═══ Data shown

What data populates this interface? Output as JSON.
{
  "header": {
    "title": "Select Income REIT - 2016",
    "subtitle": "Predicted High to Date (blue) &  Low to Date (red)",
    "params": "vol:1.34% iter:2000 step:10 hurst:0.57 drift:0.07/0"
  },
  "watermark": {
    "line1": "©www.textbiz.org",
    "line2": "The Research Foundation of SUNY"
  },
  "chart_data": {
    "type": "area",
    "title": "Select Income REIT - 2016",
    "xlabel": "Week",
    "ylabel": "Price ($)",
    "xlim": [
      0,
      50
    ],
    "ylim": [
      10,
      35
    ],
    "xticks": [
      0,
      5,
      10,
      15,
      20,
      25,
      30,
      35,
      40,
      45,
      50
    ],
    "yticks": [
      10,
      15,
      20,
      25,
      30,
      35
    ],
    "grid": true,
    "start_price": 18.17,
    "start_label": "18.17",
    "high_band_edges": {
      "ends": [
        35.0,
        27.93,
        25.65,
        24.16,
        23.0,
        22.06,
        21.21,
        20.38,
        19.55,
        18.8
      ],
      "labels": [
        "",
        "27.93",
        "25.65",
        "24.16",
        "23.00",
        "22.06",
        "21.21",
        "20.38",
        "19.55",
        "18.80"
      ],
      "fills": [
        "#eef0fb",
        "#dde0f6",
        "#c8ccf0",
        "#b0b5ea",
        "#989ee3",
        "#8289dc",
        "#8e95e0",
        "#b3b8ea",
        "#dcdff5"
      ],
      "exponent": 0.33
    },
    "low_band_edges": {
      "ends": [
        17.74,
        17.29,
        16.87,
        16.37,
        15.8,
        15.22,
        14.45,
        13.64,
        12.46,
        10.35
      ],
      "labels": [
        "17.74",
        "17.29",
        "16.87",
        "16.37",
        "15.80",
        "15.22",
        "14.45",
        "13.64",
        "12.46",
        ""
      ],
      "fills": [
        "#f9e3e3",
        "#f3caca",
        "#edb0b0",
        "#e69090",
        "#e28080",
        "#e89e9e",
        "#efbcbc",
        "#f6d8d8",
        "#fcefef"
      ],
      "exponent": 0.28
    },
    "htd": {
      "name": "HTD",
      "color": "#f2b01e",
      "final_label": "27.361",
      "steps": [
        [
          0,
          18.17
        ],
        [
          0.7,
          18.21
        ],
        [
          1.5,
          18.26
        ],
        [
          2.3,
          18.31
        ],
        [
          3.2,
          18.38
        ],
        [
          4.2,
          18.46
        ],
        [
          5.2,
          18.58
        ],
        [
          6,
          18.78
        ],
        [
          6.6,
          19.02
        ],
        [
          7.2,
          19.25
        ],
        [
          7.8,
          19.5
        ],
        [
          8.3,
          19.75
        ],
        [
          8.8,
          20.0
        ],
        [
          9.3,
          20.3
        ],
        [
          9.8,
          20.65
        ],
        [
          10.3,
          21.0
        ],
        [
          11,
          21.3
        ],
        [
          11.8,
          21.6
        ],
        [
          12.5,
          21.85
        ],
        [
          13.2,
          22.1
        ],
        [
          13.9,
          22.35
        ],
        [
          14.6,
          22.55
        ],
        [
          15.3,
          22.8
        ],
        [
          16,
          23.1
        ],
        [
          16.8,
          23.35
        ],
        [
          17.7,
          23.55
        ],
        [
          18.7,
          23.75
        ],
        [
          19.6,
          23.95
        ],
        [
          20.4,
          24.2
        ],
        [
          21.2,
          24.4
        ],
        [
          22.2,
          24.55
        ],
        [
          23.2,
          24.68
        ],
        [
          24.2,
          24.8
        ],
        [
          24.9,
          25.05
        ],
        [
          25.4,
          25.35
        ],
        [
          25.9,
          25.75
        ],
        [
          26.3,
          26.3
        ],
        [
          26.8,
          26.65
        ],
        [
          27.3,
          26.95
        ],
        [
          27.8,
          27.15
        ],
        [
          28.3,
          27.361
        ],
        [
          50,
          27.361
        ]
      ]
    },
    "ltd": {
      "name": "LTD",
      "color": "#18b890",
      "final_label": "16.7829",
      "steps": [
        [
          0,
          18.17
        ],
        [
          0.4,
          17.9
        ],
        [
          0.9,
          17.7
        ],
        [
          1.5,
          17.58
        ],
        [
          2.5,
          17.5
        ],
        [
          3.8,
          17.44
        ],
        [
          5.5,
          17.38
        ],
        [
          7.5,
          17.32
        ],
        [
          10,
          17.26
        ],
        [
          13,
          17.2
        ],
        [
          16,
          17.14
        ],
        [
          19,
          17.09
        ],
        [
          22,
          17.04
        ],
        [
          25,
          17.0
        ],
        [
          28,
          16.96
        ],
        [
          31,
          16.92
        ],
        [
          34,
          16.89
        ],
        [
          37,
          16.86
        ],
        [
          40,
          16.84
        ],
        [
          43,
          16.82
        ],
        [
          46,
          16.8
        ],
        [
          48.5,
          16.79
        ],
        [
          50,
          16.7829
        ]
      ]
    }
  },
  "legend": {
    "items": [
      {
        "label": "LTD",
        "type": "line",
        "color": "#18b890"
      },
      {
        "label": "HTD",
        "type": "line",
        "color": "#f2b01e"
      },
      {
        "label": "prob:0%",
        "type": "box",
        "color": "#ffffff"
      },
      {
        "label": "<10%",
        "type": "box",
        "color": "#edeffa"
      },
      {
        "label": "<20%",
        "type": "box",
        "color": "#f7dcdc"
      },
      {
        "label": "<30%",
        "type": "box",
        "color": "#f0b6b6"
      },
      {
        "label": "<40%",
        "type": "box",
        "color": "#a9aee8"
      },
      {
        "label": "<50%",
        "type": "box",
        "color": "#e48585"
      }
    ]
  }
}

══════

> **Problem to solve**
Using the entries above, return each line that includes the word "color".

> **Solution for this exercise**
      "color": "#f2b01e",
      "color": "#18b890",
        "color": "#18b890"
        "color": "#f2b01e"
        "color": "#ffffff"
        "color": "#edeffa"
        "color": "#f7dcdc"
        "color": "#f0b6b6"
        "color": "#a9aee8"
        "color": "#e48585"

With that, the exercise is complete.